>> start
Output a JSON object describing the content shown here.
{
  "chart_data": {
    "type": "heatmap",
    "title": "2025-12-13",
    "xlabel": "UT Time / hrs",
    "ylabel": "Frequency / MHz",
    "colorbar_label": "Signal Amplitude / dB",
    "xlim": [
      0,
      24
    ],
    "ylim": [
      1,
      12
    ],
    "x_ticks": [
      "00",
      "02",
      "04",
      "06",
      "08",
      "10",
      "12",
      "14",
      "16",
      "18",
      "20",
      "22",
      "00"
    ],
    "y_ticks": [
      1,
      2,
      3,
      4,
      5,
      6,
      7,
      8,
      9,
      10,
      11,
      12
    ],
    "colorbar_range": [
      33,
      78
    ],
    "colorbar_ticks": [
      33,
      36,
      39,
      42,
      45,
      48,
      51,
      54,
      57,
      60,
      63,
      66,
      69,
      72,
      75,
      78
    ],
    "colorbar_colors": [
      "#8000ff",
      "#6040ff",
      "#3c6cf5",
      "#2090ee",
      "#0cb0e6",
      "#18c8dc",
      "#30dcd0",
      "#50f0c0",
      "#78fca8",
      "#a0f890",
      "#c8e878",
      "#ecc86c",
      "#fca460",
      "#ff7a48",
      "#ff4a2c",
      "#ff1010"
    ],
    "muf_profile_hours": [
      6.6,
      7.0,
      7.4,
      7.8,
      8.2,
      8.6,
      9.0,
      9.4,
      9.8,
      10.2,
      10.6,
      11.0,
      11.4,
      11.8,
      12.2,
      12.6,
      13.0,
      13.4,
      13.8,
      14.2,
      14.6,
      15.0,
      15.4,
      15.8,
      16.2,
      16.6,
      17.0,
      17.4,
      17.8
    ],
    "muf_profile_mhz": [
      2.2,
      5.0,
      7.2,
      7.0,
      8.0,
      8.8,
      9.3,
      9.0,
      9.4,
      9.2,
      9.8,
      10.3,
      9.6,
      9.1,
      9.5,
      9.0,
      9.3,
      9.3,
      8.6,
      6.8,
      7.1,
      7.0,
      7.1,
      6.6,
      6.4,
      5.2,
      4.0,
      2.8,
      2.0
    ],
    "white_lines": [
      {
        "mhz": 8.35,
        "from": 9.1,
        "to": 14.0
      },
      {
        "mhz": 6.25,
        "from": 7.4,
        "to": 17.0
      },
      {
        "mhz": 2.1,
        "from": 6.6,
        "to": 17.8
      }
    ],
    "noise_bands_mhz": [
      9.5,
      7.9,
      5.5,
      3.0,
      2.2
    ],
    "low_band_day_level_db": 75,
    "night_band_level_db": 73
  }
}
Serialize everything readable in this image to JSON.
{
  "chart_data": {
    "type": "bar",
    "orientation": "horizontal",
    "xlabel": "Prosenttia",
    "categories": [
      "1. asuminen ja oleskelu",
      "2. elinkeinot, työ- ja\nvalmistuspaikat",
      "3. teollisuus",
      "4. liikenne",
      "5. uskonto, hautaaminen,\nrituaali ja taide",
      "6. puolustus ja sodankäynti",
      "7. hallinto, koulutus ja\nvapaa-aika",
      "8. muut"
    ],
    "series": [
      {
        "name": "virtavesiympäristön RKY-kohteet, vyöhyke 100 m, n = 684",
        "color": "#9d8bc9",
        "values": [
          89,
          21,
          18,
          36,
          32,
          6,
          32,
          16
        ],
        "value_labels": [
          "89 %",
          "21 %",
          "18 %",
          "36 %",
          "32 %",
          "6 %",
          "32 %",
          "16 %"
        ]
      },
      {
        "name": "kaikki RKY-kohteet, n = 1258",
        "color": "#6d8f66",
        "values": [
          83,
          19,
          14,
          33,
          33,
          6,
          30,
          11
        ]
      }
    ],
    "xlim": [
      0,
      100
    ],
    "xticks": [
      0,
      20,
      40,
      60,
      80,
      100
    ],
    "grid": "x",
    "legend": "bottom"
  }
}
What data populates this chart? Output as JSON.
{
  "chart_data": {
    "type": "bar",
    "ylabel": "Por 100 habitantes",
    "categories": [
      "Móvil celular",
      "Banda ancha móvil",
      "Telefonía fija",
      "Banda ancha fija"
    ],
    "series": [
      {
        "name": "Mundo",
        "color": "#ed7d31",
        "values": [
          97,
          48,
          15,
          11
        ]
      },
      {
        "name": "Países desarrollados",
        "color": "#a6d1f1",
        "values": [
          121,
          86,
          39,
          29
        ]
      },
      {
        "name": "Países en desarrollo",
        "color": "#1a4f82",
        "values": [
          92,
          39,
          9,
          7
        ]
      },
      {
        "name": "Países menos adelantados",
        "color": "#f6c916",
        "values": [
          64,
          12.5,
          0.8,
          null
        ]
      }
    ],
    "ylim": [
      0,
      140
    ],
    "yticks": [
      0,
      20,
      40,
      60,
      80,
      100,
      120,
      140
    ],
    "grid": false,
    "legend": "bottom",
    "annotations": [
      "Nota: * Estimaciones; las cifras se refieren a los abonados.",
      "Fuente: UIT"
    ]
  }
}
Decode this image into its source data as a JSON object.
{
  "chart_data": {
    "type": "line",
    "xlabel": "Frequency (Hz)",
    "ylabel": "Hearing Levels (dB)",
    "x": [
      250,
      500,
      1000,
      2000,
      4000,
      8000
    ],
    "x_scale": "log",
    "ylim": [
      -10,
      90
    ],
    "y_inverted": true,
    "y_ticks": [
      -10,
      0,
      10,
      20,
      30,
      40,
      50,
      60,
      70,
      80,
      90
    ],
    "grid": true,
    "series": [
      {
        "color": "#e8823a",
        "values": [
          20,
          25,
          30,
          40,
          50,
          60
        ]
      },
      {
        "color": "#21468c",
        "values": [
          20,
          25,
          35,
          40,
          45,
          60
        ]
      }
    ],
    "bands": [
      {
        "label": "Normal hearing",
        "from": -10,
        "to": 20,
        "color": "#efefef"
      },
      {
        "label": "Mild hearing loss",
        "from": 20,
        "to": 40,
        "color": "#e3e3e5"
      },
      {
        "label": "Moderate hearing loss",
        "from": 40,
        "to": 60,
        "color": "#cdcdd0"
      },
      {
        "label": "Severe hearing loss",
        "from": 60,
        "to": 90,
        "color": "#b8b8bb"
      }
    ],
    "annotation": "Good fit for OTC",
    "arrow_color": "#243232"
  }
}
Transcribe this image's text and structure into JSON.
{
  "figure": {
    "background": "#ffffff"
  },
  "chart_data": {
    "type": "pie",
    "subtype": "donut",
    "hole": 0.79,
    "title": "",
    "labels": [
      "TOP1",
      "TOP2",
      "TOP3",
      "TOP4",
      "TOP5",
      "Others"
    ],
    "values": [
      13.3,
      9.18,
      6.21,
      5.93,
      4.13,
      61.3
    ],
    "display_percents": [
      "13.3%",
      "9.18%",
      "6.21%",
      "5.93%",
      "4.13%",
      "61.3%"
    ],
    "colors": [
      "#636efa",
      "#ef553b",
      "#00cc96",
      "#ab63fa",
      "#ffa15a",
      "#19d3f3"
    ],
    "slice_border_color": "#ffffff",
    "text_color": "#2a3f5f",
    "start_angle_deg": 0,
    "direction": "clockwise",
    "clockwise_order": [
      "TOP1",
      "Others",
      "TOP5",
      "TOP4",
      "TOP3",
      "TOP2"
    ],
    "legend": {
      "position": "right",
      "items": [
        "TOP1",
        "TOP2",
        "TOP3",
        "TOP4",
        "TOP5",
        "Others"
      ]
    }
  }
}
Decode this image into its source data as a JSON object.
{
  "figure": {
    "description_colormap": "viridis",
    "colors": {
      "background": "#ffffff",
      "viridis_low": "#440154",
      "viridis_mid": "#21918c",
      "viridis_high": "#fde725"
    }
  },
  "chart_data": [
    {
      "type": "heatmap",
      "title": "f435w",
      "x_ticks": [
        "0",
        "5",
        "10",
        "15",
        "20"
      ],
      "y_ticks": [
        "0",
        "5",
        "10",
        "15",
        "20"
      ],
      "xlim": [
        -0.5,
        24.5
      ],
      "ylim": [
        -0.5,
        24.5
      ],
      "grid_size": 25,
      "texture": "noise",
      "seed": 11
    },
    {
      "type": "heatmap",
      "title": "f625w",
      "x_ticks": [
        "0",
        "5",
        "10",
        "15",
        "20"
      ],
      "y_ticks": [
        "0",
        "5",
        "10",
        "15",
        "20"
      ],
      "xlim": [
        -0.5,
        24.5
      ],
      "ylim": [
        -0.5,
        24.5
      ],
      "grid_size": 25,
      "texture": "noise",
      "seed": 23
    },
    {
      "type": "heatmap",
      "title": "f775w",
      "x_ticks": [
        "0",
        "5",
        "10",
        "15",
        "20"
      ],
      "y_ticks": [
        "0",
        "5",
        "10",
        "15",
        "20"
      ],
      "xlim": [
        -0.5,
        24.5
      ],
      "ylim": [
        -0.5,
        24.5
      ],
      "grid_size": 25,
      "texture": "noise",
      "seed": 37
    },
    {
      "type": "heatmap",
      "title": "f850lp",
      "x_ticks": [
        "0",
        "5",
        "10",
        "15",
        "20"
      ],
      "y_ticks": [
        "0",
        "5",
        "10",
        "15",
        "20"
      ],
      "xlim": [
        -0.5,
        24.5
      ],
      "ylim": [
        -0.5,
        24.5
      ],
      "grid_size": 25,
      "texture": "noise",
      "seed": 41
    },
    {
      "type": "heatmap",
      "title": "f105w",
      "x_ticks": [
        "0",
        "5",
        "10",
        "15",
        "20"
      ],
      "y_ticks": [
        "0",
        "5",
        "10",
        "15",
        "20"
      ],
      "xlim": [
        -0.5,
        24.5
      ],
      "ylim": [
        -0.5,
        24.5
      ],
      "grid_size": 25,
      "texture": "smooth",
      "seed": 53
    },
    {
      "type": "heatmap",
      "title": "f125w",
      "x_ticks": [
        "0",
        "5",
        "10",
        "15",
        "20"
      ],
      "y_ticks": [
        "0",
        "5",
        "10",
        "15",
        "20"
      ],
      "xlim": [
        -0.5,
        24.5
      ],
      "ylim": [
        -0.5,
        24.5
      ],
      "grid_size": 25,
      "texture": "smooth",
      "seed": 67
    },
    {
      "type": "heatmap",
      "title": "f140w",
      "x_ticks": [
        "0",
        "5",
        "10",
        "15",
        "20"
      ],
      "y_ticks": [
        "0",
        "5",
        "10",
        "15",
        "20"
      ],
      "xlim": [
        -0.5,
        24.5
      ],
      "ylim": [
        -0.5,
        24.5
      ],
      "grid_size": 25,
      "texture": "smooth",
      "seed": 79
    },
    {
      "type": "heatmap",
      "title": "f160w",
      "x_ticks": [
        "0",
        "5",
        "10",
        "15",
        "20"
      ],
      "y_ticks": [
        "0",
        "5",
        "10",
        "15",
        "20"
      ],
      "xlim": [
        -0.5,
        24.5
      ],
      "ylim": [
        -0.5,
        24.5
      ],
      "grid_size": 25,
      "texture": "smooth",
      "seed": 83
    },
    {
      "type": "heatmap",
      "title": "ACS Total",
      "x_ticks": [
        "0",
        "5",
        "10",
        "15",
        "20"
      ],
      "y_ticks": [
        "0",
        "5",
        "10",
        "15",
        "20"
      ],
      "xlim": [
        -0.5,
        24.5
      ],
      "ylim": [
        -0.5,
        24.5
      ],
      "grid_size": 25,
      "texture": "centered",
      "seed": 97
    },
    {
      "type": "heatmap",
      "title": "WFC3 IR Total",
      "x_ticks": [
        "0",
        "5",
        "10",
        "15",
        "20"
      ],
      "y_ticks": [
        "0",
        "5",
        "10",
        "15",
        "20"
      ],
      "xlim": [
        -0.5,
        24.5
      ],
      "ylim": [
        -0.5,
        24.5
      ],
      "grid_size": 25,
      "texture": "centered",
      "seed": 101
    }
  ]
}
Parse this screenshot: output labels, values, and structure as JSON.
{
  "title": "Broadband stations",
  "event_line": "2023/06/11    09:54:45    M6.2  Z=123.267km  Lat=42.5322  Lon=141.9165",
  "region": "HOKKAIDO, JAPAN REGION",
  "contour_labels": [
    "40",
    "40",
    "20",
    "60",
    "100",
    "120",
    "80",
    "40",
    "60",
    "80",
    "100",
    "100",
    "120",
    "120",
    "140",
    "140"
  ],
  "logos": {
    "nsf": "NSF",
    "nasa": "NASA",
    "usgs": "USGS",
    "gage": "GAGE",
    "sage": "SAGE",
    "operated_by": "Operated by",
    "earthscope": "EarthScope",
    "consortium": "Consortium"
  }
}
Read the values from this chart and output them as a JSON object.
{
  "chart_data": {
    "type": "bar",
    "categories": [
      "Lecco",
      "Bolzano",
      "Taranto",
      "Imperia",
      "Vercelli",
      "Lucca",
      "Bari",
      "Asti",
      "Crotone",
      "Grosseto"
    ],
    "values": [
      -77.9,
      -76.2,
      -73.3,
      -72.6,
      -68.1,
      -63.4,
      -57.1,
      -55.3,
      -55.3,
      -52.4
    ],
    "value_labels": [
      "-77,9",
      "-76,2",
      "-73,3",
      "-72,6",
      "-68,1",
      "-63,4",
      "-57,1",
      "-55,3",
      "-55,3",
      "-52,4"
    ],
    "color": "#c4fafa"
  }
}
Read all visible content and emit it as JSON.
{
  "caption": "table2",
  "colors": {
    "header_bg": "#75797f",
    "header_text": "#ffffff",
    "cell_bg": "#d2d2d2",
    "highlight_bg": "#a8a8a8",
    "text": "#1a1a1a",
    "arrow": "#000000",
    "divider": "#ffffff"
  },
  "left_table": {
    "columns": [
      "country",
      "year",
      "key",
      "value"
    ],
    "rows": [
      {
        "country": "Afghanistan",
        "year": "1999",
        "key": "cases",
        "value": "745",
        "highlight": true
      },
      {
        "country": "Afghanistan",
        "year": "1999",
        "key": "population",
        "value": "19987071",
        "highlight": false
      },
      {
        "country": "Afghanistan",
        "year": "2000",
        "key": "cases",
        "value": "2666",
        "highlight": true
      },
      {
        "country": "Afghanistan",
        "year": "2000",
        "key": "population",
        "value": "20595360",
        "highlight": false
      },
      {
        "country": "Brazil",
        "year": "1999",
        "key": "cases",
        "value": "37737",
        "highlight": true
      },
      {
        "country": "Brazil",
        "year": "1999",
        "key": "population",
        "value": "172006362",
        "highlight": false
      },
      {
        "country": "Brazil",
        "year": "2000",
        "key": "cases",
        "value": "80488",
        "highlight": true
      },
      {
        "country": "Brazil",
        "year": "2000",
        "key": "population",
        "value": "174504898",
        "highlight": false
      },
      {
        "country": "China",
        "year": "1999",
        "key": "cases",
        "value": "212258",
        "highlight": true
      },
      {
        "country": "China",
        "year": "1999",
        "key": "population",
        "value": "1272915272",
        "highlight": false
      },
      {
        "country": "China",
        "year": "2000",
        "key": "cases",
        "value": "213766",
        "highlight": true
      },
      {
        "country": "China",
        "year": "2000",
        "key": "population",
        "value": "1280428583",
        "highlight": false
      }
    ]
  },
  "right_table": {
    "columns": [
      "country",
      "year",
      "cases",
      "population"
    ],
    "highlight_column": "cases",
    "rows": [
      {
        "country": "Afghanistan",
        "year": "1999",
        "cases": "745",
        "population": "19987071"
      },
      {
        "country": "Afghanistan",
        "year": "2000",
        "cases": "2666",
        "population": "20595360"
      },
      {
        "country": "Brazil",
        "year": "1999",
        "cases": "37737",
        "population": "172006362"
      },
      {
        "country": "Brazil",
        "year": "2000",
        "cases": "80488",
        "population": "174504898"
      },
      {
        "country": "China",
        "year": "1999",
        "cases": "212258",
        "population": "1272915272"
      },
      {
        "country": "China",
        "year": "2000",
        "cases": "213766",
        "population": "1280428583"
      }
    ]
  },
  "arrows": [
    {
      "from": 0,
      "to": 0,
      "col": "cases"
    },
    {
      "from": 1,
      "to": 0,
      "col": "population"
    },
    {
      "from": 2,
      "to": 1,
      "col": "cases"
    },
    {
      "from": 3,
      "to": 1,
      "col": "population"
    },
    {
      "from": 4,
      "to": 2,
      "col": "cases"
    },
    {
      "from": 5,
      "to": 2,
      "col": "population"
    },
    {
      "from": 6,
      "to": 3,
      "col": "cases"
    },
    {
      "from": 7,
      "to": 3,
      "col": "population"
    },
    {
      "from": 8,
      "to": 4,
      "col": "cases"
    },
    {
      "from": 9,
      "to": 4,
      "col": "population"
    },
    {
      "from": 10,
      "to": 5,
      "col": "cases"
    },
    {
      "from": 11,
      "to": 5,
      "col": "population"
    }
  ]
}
>> end
— Work to do —
Copy out every line from the material above in which the word "image" appears.

— Completed exercise —
Serialize everything readable in this image to JSON.
Decode this image into its source data as a JSON object.
Transcribe this image's text and structure into JSON.
Decode this image into its source data as a JSON object.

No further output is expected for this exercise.